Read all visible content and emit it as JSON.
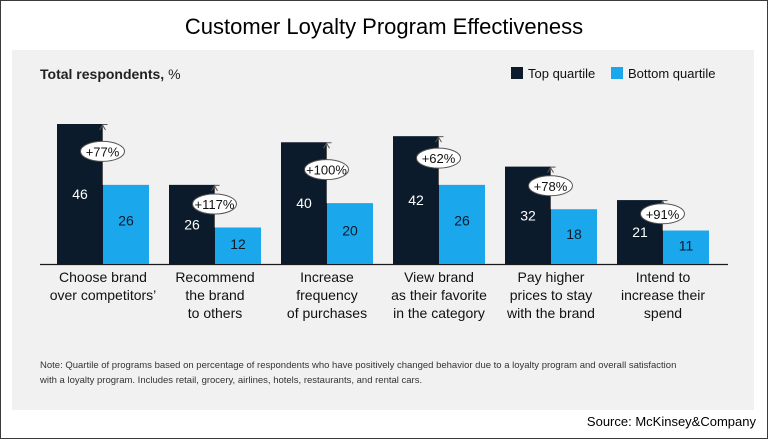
{
  "title": "Customer Loyalty Program Effectiveness",
  "source": "Source: McKinsey&Company",
  "chart_data": {
    "type": "bar",
    "ylabel_bold": "Total respondents,",
    "ylabel_unit": " %",
    "categories": [
      [
        "Choose brand",
        "over competitors’"
      ],
      [
        "Recommend",
        "the brand",
        "to others"
      ],
      [
        "Increase",
        "frequency",
        "of purchases"
      ],
      [
        "View brand",
        "as their favorite",
        "in the category"
      ],
      [
        "Pay higher",
        "prices to stay",
        "with the brand"
      ],
      [
        "Intend to",
        "increase their",
        "spend"
      ]
    ],
    "series": [
      {
        "name": "Top quartile",
        "color": "#0b1b2b",
        "values": [
          46,
          26,
          40,
          42,
          32,
          21
        ]
      },
      {
        "name": "Bottom quartile",
        "color": "#1aa7ec",
        "values": [
          26,
          12,
          20,
          26,
          18,
          11
        ]
      }
    ],
    "uplift": [
      "+77%",
      "+117%",
      "+100%",
      "+62%",
      "+78%",
      "+91%"
    ],
    "ylim": [
      0,
      46
    ],
    "legend_position": "top-right",
    "grid": false,
    "note_lines": [
      "Note: Quartile of programs based on percentage of respondents who have positively changed behavior due to a loyalty program and overall satisfaction",
      "with a loyalty program. Includes retail, grocery, airlines, hotels, restaurants, and rental cars."
    ]
  }
}
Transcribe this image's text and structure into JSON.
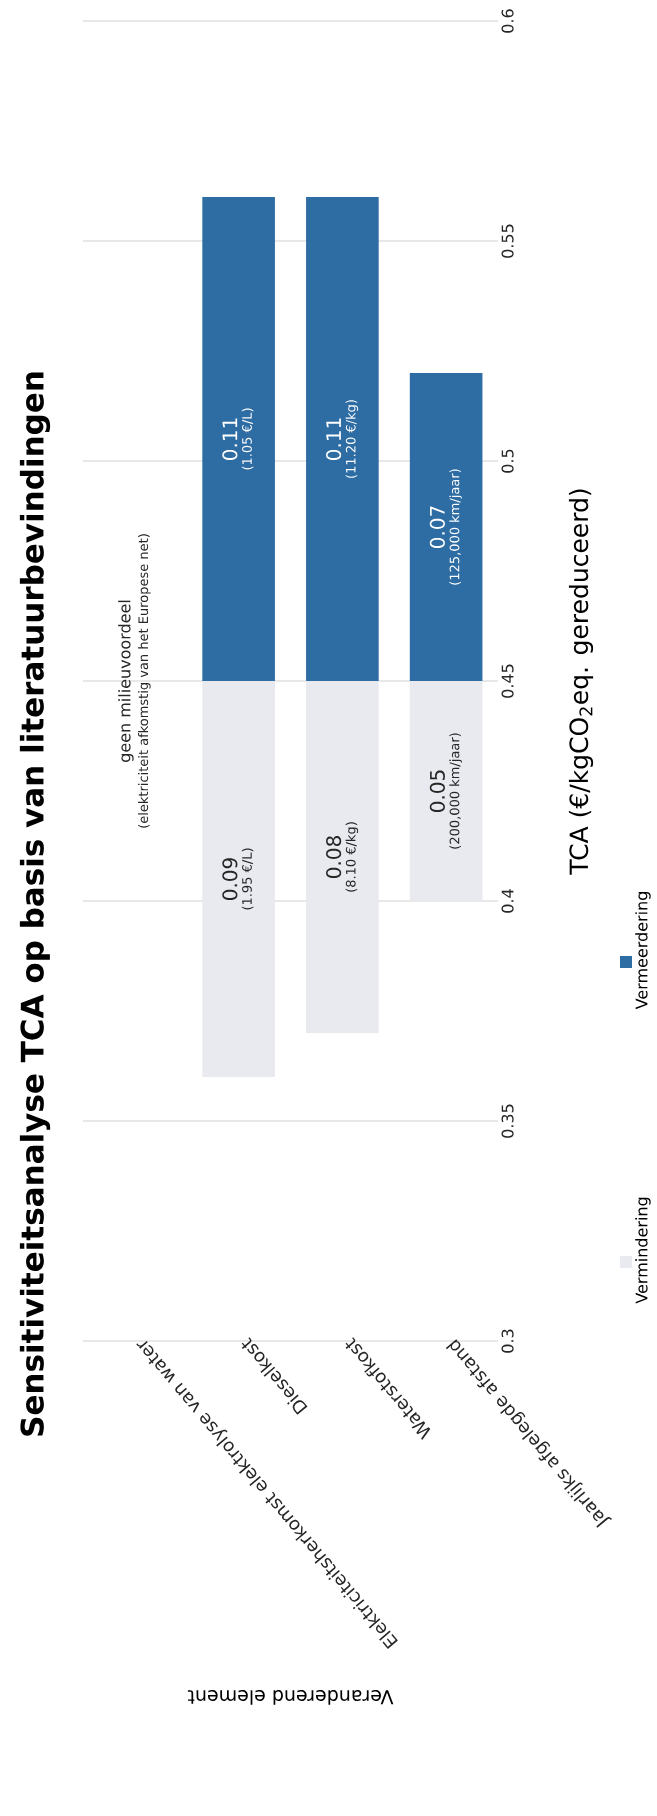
{
  "chart_data": {
    "type": "bar",
    "title": "Sensitiviteitsanalyse TCA op basis van literatuurbevindingen",
    "ylabel": "TCA (€/kgCO$_{2}$eq. gereduceerd)",
    "xlabel": "Veranderend element",
    "categories": [
      "Elektriciteitsherkomst elektrolyse van water",
      "Dieselkost",
      "Waterstofkost",
      "Jaarlijks afgelegde afstand"
    ],
    "series": [
      {
        "name": "Vermindering",
        "color": "#e8eaf0",
        "base": [
          null,
          0.36,
          0.37,
          0.4
        ],
        "values": [
          null,
          0.09,
          0.08,
          0.05
        ]
      },
      {
        "name": "Vermeerdering",
        "color": "#2e6ca4",
        "base": [
          null,
          0.45,
          0.45,
          0.45
        ],
        "values": [
          null,
          0.11,
          0.11,
          0.07
        ]
      }
    ],
    "ylim": [
      0.3,
      0.6
    ],
    "yticks": [
      0.3,
      0.35,
      0.4,
      0.45,
      0.5,
      0.55,
      0.6
    ],
    "grid": "y",
    "legend": "right",
    "data_labels": true,
    "annotations": [
      "geen milieuvoordeel",
      "(elektriciteit afkomstig van het Europese net)",
      "(1.95 €/L)",
      "(8.10 €/kg)",
      "(200,000 km/jaar)",
      "(1.05 €/L)",
      "(11.20 €/kg)",
      "(125,000 km/jaar)"
    ]
  }
}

.....

▸ **TASK DESCRIPTION**
Copy, from the material above, each line in which the string "color" occurs.

▸ **WRITTEN ANSWER**
        "color": "#0b1b2b",
        "color": "#1aa7ec",
        "color": "#e8eaf0",
        "color": "#2e6ca4",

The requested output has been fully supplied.